> [Task instructions]: Find the string "desc" in the entries and copy each line that has it.

> [Extracted records]:
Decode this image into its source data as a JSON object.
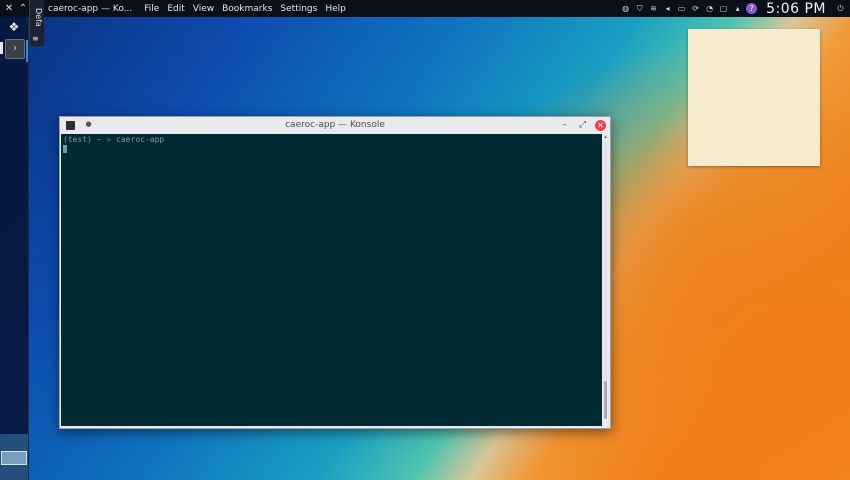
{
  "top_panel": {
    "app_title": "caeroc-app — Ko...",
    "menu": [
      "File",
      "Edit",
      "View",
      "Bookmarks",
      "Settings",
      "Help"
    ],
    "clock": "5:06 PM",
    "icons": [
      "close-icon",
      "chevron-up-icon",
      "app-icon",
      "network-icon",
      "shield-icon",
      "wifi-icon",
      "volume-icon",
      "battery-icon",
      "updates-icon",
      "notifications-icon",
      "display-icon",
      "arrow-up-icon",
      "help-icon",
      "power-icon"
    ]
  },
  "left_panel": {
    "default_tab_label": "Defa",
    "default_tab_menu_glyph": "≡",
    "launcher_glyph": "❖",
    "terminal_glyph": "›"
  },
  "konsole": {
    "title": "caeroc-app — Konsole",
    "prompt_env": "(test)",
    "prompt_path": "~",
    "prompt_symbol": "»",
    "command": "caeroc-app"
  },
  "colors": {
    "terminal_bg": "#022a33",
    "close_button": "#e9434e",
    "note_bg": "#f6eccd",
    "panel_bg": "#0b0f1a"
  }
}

---

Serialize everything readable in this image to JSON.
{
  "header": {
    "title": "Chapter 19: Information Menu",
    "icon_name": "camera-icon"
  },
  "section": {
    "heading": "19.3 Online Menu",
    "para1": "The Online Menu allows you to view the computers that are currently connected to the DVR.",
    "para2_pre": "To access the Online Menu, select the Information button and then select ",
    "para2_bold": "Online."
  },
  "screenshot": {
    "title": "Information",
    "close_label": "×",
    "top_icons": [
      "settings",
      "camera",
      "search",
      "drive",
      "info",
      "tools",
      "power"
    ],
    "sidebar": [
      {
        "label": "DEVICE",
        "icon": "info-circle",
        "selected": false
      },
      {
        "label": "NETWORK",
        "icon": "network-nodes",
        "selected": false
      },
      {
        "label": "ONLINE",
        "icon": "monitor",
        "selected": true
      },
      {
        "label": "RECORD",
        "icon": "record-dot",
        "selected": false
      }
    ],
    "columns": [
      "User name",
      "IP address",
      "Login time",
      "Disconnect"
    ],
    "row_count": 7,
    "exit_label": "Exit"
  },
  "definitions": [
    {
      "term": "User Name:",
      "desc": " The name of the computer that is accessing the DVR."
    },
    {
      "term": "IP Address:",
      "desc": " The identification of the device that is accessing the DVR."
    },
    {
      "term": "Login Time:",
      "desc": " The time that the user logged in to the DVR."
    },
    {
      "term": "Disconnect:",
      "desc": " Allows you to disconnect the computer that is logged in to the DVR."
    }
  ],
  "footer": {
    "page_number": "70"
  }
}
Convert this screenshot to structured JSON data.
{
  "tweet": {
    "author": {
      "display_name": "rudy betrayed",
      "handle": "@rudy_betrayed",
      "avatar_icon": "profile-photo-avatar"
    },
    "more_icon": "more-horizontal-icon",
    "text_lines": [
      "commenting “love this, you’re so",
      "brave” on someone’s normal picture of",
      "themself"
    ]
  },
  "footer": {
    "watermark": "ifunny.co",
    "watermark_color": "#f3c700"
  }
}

...

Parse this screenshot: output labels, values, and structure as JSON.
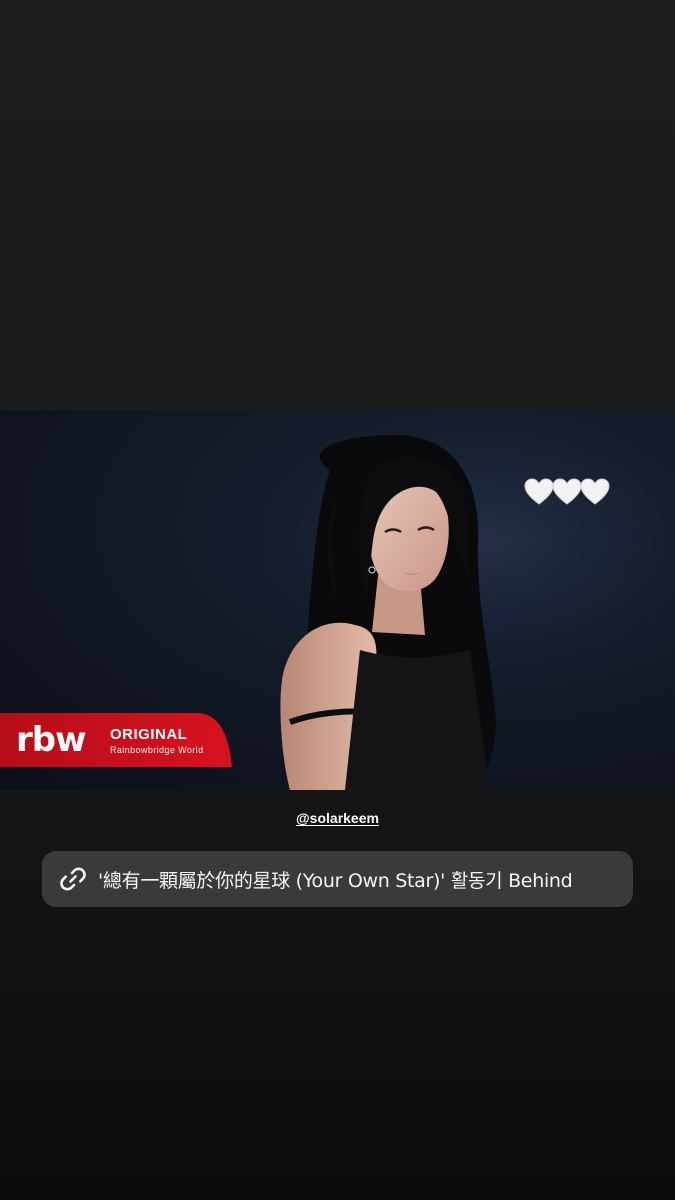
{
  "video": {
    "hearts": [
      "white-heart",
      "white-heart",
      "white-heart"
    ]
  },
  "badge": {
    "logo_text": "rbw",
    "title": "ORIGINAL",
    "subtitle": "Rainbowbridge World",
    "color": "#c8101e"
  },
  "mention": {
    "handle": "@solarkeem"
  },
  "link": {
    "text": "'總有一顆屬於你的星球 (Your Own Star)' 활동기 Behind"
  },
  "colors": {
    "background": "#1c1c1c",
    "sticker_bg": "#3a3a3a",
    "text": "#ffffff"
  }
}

> [Result of this exercise]:
      "desc": " The name of the computer that is accessing the DVR."
      "desc": " The identification of the device that is accessing the DVR."
      "desc": " The time that the user logged in to the DVR."
      "desc": " Allows you to disconnect the computer that is logged in to the DVR."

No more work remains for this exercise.